Instruction
Copy every line that mentions the word "this".

BEGIN

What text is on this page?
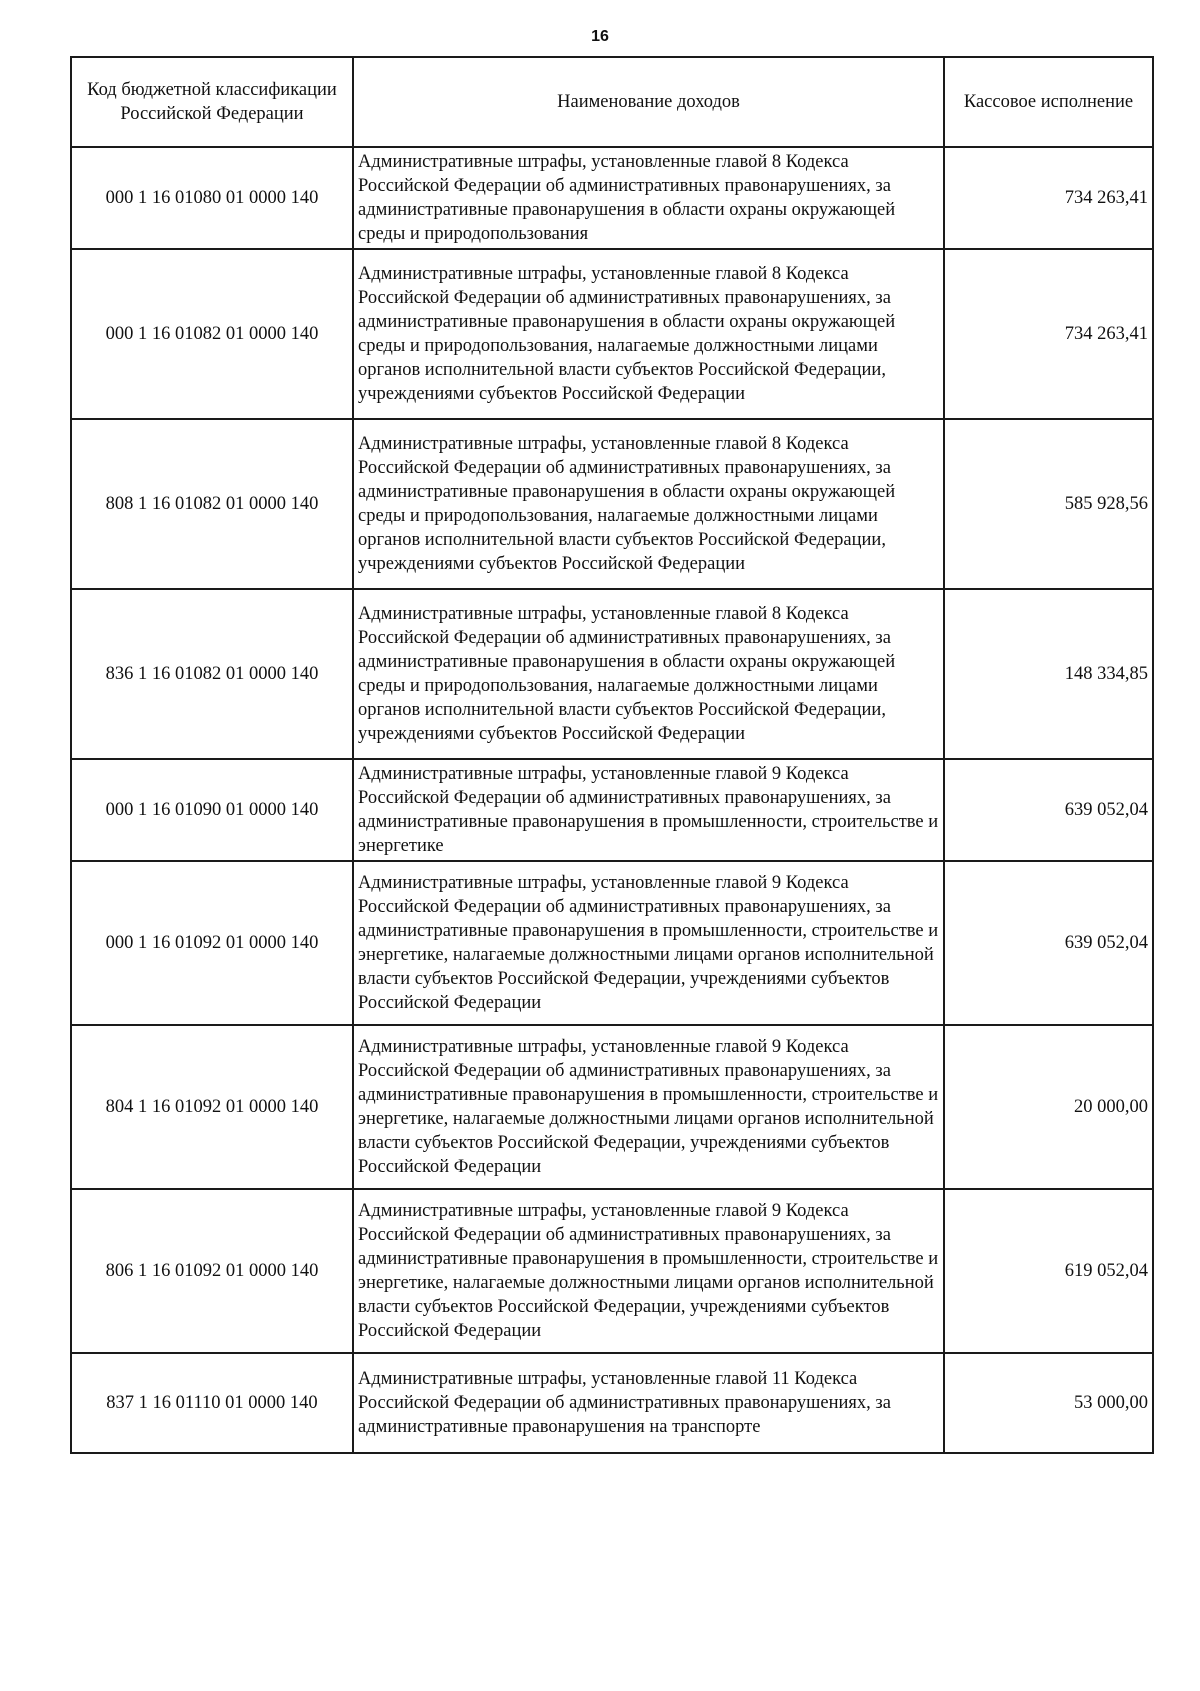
16
Код бюджетной классификации Российской Федерации	Наименование доходов	Кассовое исполнение
000 1 16 01080 01 0000 140	Административные штрафы, установленные главой 8 Кодекса Российской Федерации об административных правонарушениях, за административные правонарушения в области охраны окружающей среды и природопользования	734 263,41
000 1 16 01082 01 0000 140	Административные штрафы, установленные главой 8 Кодекса Российской Федерации об административных правонарушениях, за административные правонарушения в области охраны окружающей среды и природопользования, налагаемые должностными лицами органов исполнительной власти субъектов Российской Федерации, учреждениями субъектов Российской Федерации	734 263,41
808 1 16 01082 01 0000 140	Административные штрафы, установленные главой 8 Кодекса Российской Федерации об административных правонарушениях, за административные правонарушения в области охраны окружающей среды и природопользования, налагаемые должностными лицами органов исполнительной власти субъектов Российской Федерации, учреждениями субъектов Российской Федерации	585 928,56
836 1 16 01082 01 0000 140	Административные штрафы, установленные главой 8 Кодекса Российской Федерации об административных правонарушениях, за административные правонарушения в области охраны окружающей среды и природопользования, налагаемые должностными лицами органов исполнительной власти субъектов Российской Федерации, учреждениями субъектов Российской Федерации	148 334,85
000 1 16 01090 01 0000 140	Административные штрафы, установленные главой 9 Кодекса Российской Федерации об административных правонарушениях, за административные правонарушения в промышленности, строительстве и энергетике	639 052,04
000 1 16 01092 01 0000 140	Административные штрафы, установленные главой 9 Кодекса Российской Федерации об административных правонарушениях, за административные правонарушения в промышленности, строительстве и энергетике, налагаемые должностными лицами органов исполнительной власти субъектов Российской Федерации, учреждениями субъектов Российской Федерации	639 052,04
804 1 16 01092 01 0000 140	Административные штрафы, установленные главой 9 Кодекса Российской Федерации об административных правонарушениях, за административные правонарушения в промышленности, строительстве и энергетике, налагаемые должностными лицами органов исполнительной власти субъектов Российской Федерации, учреждениями субъектов Российской Федерации	20 000,00
806 1 16 01092 01 0000 140	Административные штрафы, установленные главой 9 Кодекса Российской Федерации об административных правонарушениях, за административные правонарушения в промышленности, строительстве и энергетике, налагаемые должностными лицами органов исполнительной власти субъектов Российской Федерации, учреждениями субъектов Российской Федерации	619 052,04
837 1 16 01110 01 0000 140	Административные штрафы, установленные главой 11 Кодекса Российской Федерации об административных правонарушениях, за административные правонарушения на транспорте	53 000,00
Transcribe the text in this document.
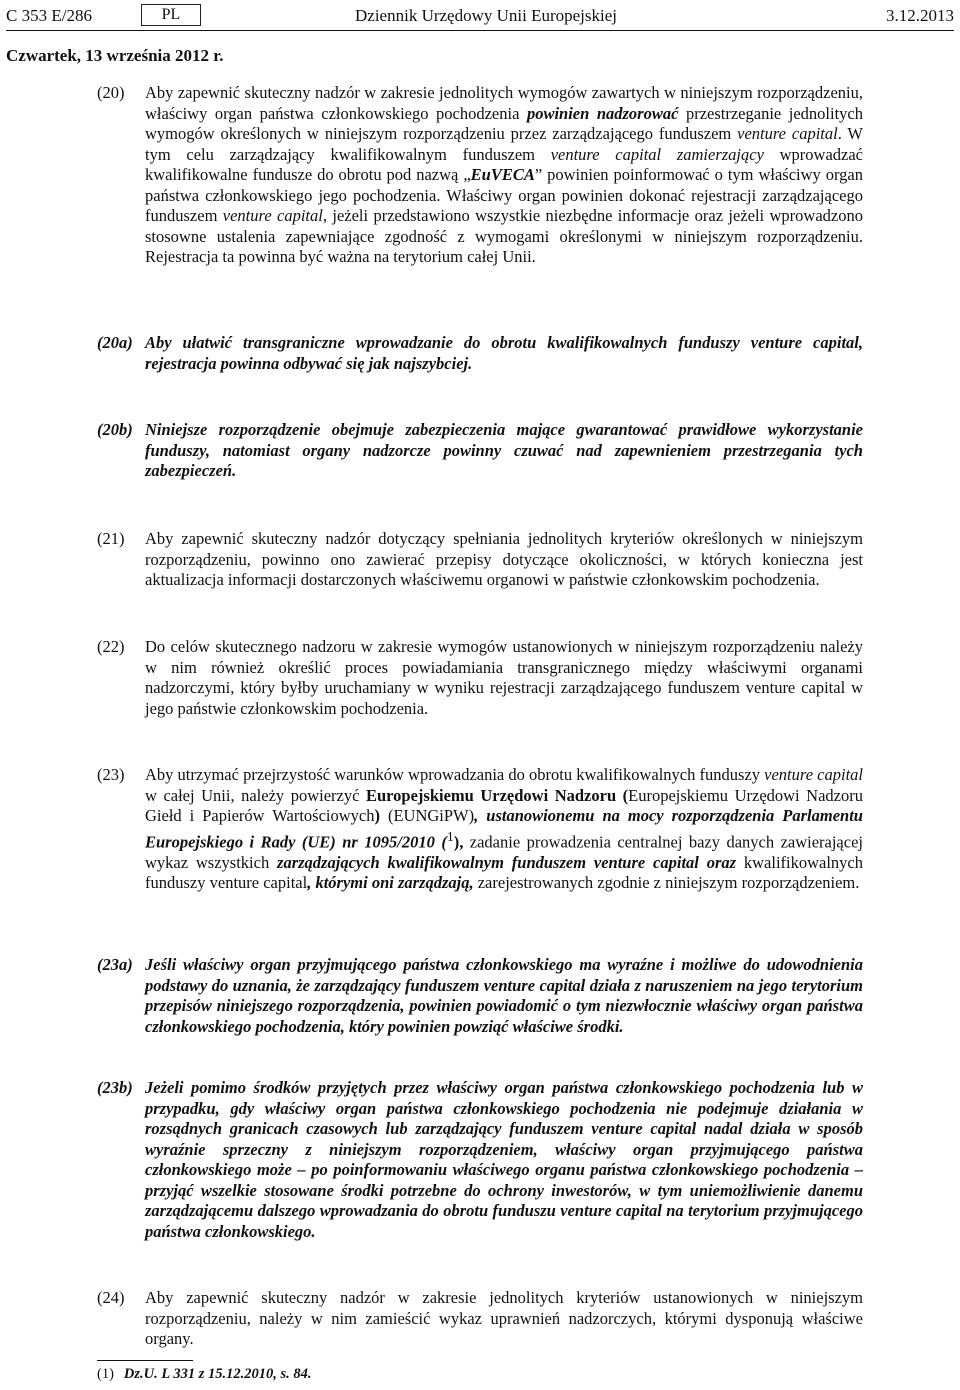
C 353 E/286	PL	Dziennik Urzędowy Unii Europejskiej	3.12.2013
Czwartek, 13 września 2012 r.
(20)	Aby zapewnić skuteczny nadzór w zakresie jednolitych wymogów zawartych w niniejszym rozporządzeniu, właściwy organ państwa członkowskiego pochodzenia powinien nadzorować przestrzeganie jednolitych wymogów określonych w niniejszym rozporządzeniu przez zarządzającego funduszem venture capital. W tym celu zarządzający kwalifikowalnym funduszem venture capital zamierzający wprowadzać kwalifikowalne fundusze do obrotu pod nazwą „EuVECA” powinien poinformować o tym właściwy organ państwa członkowskiego jego pochodzenia. Właściwy organ powinien dokonać rejestracji zarządzającego funduszem venture capital, jeżeli przedstawiono wszystkie niezbędne informacje oraz jeżeli wprowadzono stosowne ustalenia zapewniające zgodność z wymogami określonymi w niniejszym rozporządzeniu. Rejestracja ta powinna być ważna na terytorium całej Unii.
(20a) Aby ułatwić transgraniczne wprowadzanie do obrotu kwalifikowalnych funduszy venture capital, rejestracja powinna odbywać się jak najszybciej.
(20b) Niniejsze rozporządzenie obejmuje zabezpieczenia mające gwarantować prawidłowe wykorzystanie funduszy, natomiast organy nadzorcze powinny czuwać nad zapewnieniem przestrzegania tych zabezpieczeń.
(21)	Aby zapewnić skuteczny nadzór dotyczący spełniania jednolitych kryteriów określonych w niniejszym rozporządzeniu, powinno ono zawierać przepisy dotyczące okoliczności, w których konieczna jest aktualizacja informacji dostarczonych właściwemu organowi w państwie członkowskim pochodzenia.
(22)	Do celów skutecznego nadzoru w zakresie wymogów ustanowionych w niniejszym rozporządzeniu należy w nim również określić proces powiadamiania transgranicznego między właściwymi organami nadzorczymi, który byłby uruchamiany w wyniku rejestracji zarządzającego funduszem venture capital w jego państwie członkowskim pochodzenia.
(23)	Aby utrzymać przejrzystość warunków wprowadzania do obrotu kwalifikowalnych funduszy venture capital w całej Unii, należy powierzyć Europejskiemu Urzędowi Nadzoru (Europejskiemu Urzędowi Nadzoru Giełd i Papierów Wartościowych) (EUNGiPW), ustanowionemu na mocy rozporządzenia Parlamentu Europejskiego i Rady (UE) nr 1095/2010 ($^1$), zadanie prowadzenia centralnej bazy danych zawierającej wykaz wszystkich zarządzających kwalifikowalnym funduszem venture capital oraz kwalifikowalnych funduszy venture capital, którymi oni zarządzają, zarejestrowanych zgodnie z niniejszym rozporządzeniem.
(23a) Jeśli właściwy organ przyjmującego państwa członkowskiego ma wyraźne i możliwe do udowodnienia podstawy do uznania, że zarządzający funduszem venture capital działa z naruszeniem na jego terytorium przepisów niniejszego rozporządzenia, powinien powiadomić o tym niezwłocznie właściwy organ państwa członkowskiego pochodzenia, który powinien powziąć właściwe środki.
(23b) Jeżeli pomimo środków przyjętych przez właściwy organ państwa członkowskiego pochodzenia lub w przypadku, gdy właściwy organ państwa członkowskiego pochodzenia nie podejmuje działania w rozsądnych granicach czasowych lub zarządzający funduszem venture capital nadal działa w sposób wyraźnie sprzeczny z niniejszym rozporządzeniem, właściwy organ przyjmującego państwa członkowskiego może – po poinformowaniu właściwego organu państwa członkowskiego pochodzenia – przyjąć wszelkie stosowane środki potrzebne do ochrony inwestorów, w tym uniemożliwienie danemu zarządzającemu dalszego wprowadzania do obrotu funduszu venture capital na terytorium przyjmującego państwa członkowskiego.
(24)	Aby zapewnić skuteczny nadzór w zakresie jednolitych kryteriów ustanowionych w niniejszym rozporządzeniu, należy w nim zamieścić wykaz uprawnień nadzorczych, którymi dysponują właściwe organy.
(1) Dz.U. L 331 z 15.12.2010, s. 84.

END

Answer for the task
What text is on this page?
Transcribe the text in this document.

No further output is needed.